From the entries below, please gather each line containing the string "nBerufsanforderungen".

* Begin *

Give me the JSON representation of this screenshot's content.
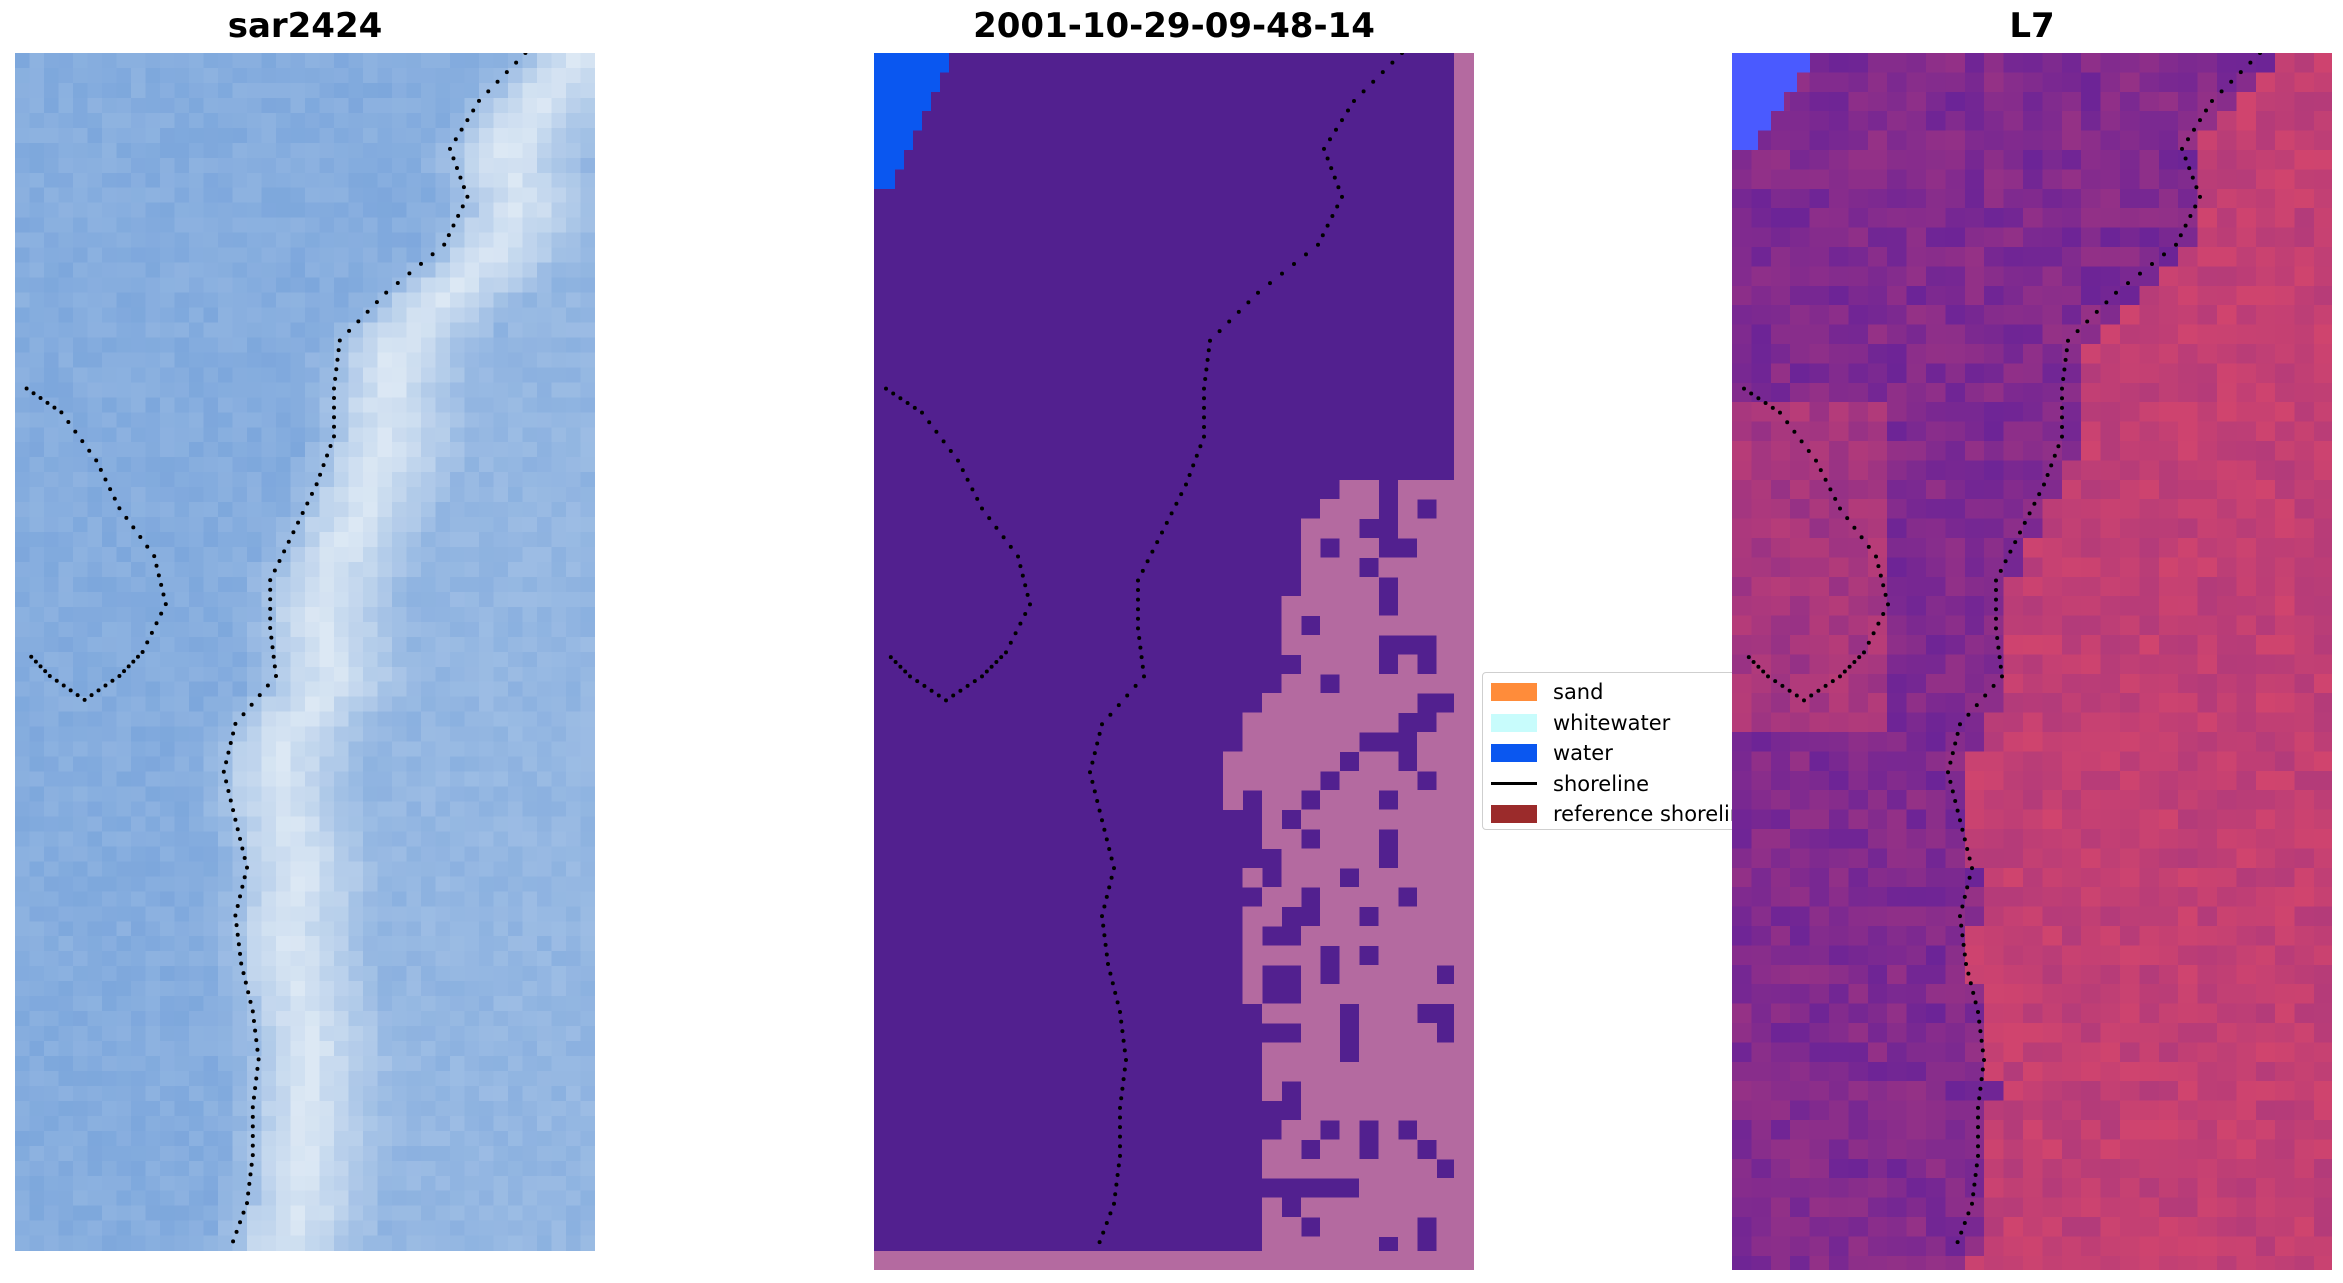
{
  "panels": [
    {
      "id": "rgb",
      "title": "sar2424"
    },
    {
      "id": "classified",
      "title": "2001-10-29-09-48-14"
    },
    {
      "id": "mndwi",
      "title": "L7"
    }
  ],
  "legend": {
    "location": "center, between second and third panels",
    "items": [
      {
        "label": "sand",
        "color": "#ff8c3a",
        "kind": "patch"
      },
      {
        "label": "whitewater",
        "color": "#c8fcfc",
        "kind": "patch"
      },
      {
        "label": "water",
        "color": "#0a57f0",
        "kind": "patch"
      },
      {
        "label": "shoreline",
        "color": "#000000",
        "kind": "line"
      },
      {
        "label": "reference shoreline",
        "color": "#9b2b2b",
        "kind": "patch"
      }
    ]
  },
  "colors": {
    "rgb_base": "#7da7dc",
    "rgb_light": "#dce8f4",
    "class_background": "#52208f",
    "class_land": "#b46aa0",
    "class_water": "#0a57f0",
    "l7_water": "#5a1e9e",
    "l7_land": "#d0446e",
    "l7_sea_corner": "#4a5aff",
    "shoreline_dots": "#000000"
  }
}
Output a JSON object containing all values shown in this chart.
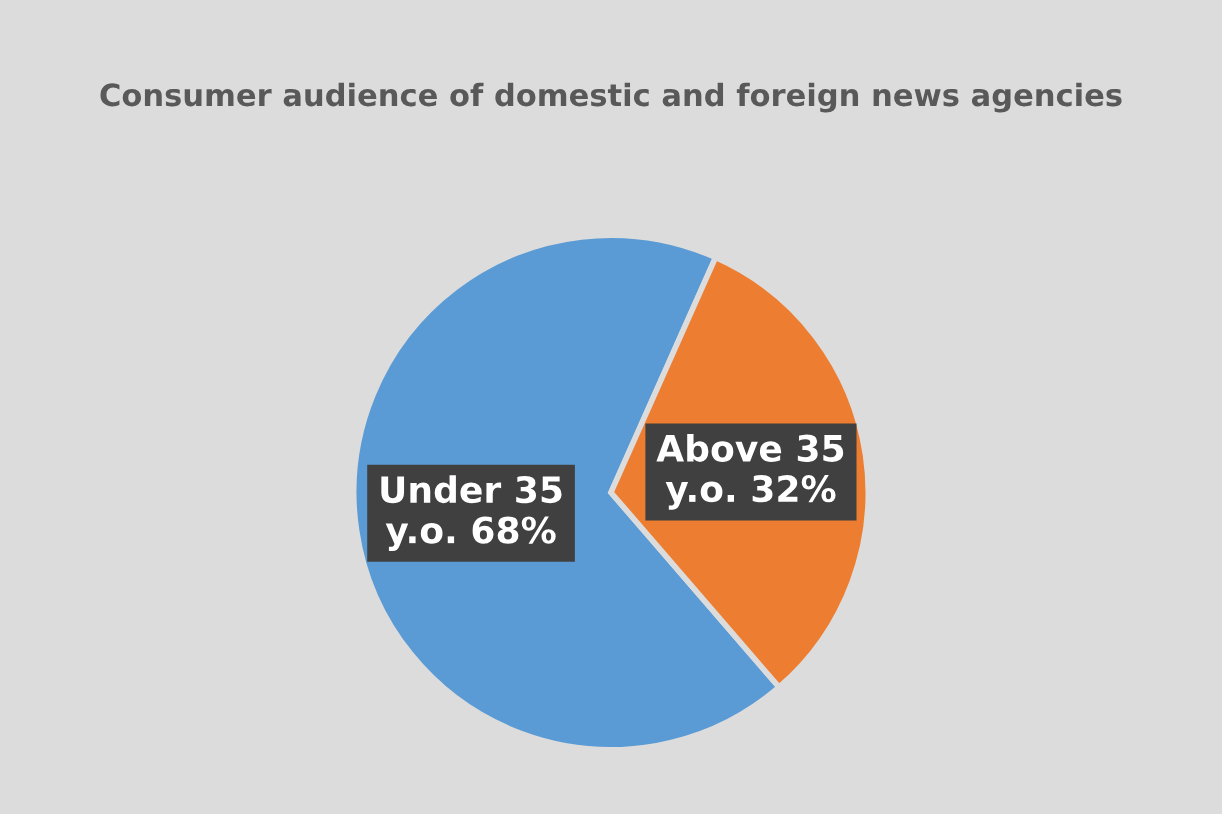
{
  "chart_data": {
    "type": "pie",
    "title": "Consumer audience of domestic and foreign news agencies",
    "categories": [
      "Under 35\ny.o.",
      "Above 35\ny.o."
    ],
    "values": [
      68,
      32
    ],
    "value_labels": [
      "68%",
      "32%"
    ],
    "colors": [
      "#5b9bd5",
      "#ed7d31"
    ],
    "legend": false
  }
}
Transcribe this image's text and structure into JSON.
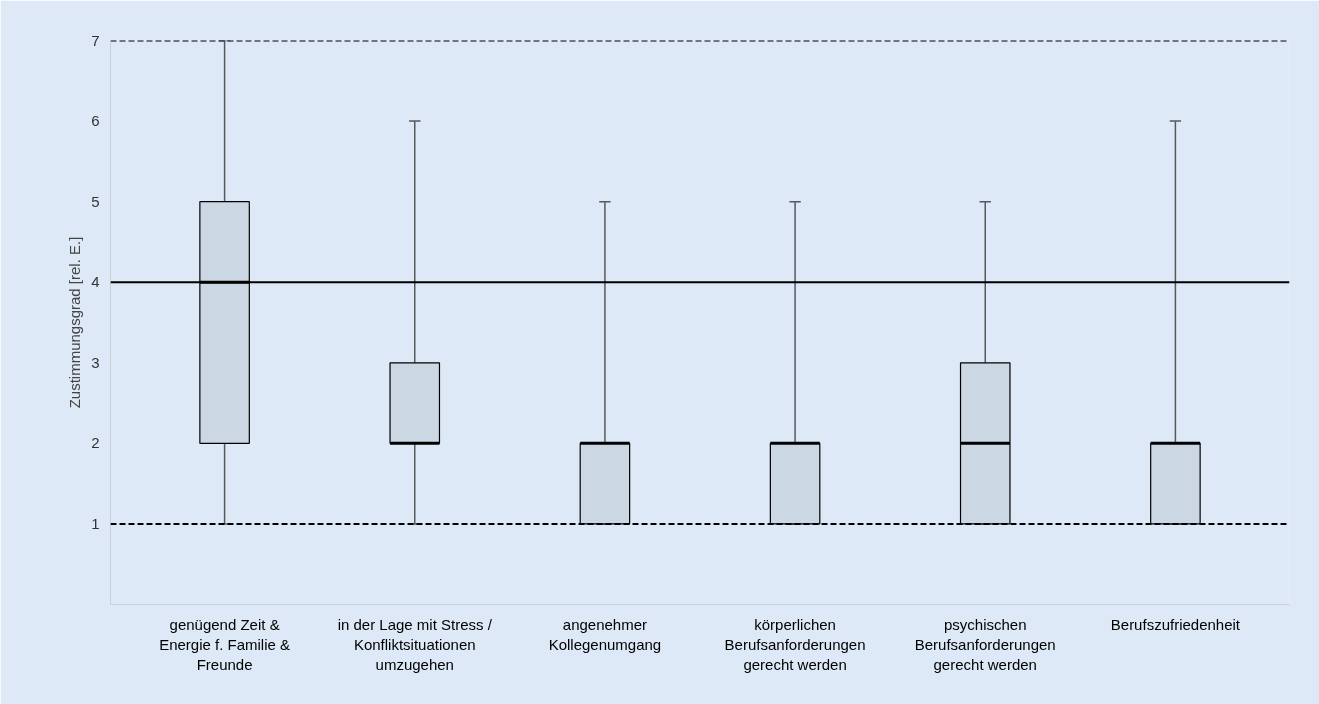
{
  "chart_data": {
    "type": "box",
    "ylabel": "Zustimmungsgrad [rel. E.]",
    "categories": [
      "genügend Zeit &\nEnergie f. Familie &\nFreunde",
      "in der Lage mit Stress /\nKonfliktsituationen\numzugehen",
      "angenehmer\nKollegenumgang",
      "körperlichen\nBerufsanforderungen\ngerecht werden",
      "psychischen\nBerufsanforderungen\ngerecht werden",
      "Berufszufriedenheit"
    ],
    "color": "#cbd8e4",
    "boxes": [
      {
        "low": 1,
        "q1": 2,
        "median": 4,
        "q3": 5,
        "high": 7
      },
      {
        "low": 1,
        "q1": 2,
        "median": 2,
        "q3": 3,
        "high": 6
      },
      {
        "low": 1,
        "q1": 1,
        "median": 2,
        "q3": 2,
        "high": 5
      },
      {
        "low": 1,
        "q1": 1,
        "median": 2,
        "q3": 2,
        "high": 5
      },
      {
        "low": 1,
        "q1": 1,
        "median": 2,
        "q3": 3,
        "high": 5
      },
      {
        "low": 1,
        "q1": 1,
        "median": 2,
        "q3": 2,
        "high": 6
      }
    ],
    "ylim": [
      0,
      7
    ],
    "yticks": [
      1,
      2,
      3,
      4,
      5,
      6,
      7
    ],
    "ref_lines": [
      {
        "axis": "y",
        "value": 1,
        "color": "#000000",
        "line_style": "dashed"
      },
      {
        "axis": "y",
        "value": 4,
        "color": "#000000",
        "line_style": "solid"
      },
      {
        "axis": "y",
        "value": 7,
        "color": "#000000",
        "line_style": "dashed"
      }
    ],
    "grid": false
  }
}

* End *

- Solved problem -
      "körperlichen\nBerufsanforderungen\ngerecht werden",
      "psychischen\nBerufsanforderungen\ngerecht werden",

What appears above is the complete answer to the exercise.